- _Records for this exercise_:
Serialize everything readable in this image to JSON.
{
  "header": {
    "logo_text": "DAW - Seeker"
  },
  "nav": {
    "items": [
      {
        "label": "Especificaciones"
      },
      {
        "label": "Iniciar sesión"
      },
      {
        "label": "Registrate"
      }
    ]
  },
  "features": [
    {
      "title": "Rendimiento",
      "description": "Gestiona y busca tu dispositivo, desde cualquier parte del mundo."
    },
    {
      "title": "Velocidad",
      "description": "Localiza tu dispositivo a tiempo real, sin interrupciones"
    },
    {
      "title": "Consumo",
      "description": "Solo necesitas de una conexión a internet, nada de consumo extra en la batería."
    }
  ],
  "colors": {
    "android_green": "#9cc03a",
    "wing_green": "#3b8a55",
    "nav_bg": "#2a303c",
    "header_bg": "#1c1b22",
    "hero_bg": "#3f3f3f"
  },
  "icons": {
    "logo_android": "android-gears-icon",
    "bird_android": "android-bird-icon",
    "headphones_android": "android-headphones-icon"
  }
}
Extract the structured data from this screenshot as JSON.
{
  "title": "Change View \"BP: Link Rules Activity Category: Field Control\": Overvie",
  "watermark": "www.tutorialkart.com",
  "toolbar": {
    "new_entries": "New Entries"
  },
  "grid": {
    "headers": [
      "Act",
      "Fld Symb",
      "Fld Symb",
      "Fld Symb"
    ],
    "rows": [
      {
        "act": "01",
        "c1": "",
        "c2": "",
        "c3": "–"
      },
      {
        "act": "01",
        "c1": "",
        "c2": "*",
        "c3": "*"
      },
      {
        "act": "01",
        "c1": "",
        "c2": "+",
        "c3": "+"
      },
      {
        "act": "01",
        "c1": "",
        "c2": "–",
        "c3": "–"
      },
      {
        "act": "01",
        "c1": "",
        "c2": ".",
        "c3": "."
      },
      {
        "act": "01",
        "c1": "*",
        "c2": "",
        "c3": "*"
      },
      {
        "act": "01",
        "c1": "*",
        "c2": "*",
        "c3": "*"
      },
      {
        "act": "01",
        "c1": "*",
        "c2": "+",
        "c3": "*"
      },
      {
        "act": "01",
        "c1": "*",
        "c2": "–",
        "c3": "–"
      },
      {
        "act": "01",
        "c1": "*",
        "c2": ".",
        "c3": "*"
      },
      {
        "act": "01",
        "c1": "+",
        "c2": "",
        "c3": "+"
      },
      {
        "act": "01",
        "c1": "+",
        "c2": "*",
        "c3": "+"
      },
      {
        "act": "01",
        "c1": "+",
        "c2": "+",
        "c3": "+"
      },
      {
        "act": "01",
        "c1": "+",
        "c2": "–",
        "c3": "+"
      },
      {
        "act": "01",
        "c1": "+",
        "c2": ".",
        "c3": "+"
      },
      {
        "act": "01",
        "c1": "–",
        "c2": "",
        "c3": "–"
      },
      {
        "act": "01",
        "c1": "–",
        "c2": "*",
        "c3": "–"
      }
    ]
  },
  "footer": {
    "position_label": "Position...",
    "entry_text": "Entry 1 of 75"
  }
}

- _Work to complete_: Repeat the lines above exactly.

- _Exercise output_:
Serialize everything readable in this image to JSON.
{
  "header": {
    "logo_text": "DAW - Seeker"
  },
  "nav": {
    "items": [
      {
        "label": "Especificaciones"
      },
      {
        "label": "Iniciar sesión"
      },
      {
        "label": "Registrate"
      }
    ]
  },
  "features": [
    {
      "title": "Rendimiento",
      "description": "Gestiona y busca tu dispositivo, desde cualquier parte del mundo."
    },
    {
      "title": "Velocidad",
      "description": "Localiza tu dispositivo a tiempo real, sin interrupciones"
    },
    {
      "title": "Consumo",
      "description": "Solo necesitas de una conexión a internet, nada de consumo extra en la batería."
    }
  ],
  "colors": {
    "android_green": "#9cc03a",
    "wing_green": "#3b8a55",
    "nav_bg": "#2a303c",
    "header_bg": "#1c1b22",
    "hero_bg": "#3f3f3f"
  },
  "icons": {
    "logo_android": "android-gears-icon",
    "bird_android": "android-bird-icon",
    "headphones_android": "android-headphones-icon"
  }
}
Extract the structured data from this screenshot as JSON.
{
  "title": "Change View \"BP: Link Rules Activity Category: Field Control\": Overvie",
  "watermark": "www.tutorialkart.com",
  "toolbar": {
    "new_entries": "New Entries"
  },
  "grid": {
    "headers": [
      "Act",
      "Fld Symb",
      "Fld Symb",
      "Fld Symb"
    ],
    "rows": [
      {
        "act": "01",
        "c1": "",
        "c2": "",
        "c3": "–"
      },
      {
        "act": "01",
        "c1": "",
        "c2": "*",
        "c3": "*"
      },
      {
        "act": "01",
        "c1": "",
        "c2": "+",
        "c3": "+"
      },
      {
        "act": "01",
        "c1": "",
        "c2": "–",
        "c3": "–"
      },
      {
        "act": "01",
        "c1": "",
        "c2": ".",
        "c3": "."
      },
      {
        "act": "01",
        "c1": "*",
        "c2": "",
        "c3": "*"
      },
      {
        "act": "01",
        "c1": "*",
        "c2": "*",
        "c3": "*"
      },
      {
        "act": "01",
        "c1": "*",
        "c2": "+",
        "c3": "*"
      },
      {
        "act": "01",
        "c1": "*",
        "c2": "–",
        "c3": "–"
      },
      {
        "act": "01",
        "c1": "*",
        "c2": ".",
        "c3": "*"
      },
      {
        "act": "01",
        "c1": "+",
        "c2": "",
        "c3": "+"
      },
      {
        "act": "01",
        "c1": "+",
        "c2": "*",
        "c3": "+"
      },
      {
        "act": "01",
        "c1": "+",
        "c2": "+",
        "c3": "+"
      },
      {
        "act": "01",
        "c1": "+",
        "c2": "–",
        "c3": "+"
      },
      {
        "act": "01",
        "c1": "+",
        "c2": ".",
        "c3": "+"
      },
      {
        "act": "01",
        "c1": "–",
        "c2": "",
        "c3": "–"
      },
      {
        "act": "01",
        "c1": "–",
        "c2": "*",
        "c3": "–"
      }
    ]
  },
  "footer": {
    "position_label": "Position...",
    "entry_text": "Entry 1 of 75"
  }
}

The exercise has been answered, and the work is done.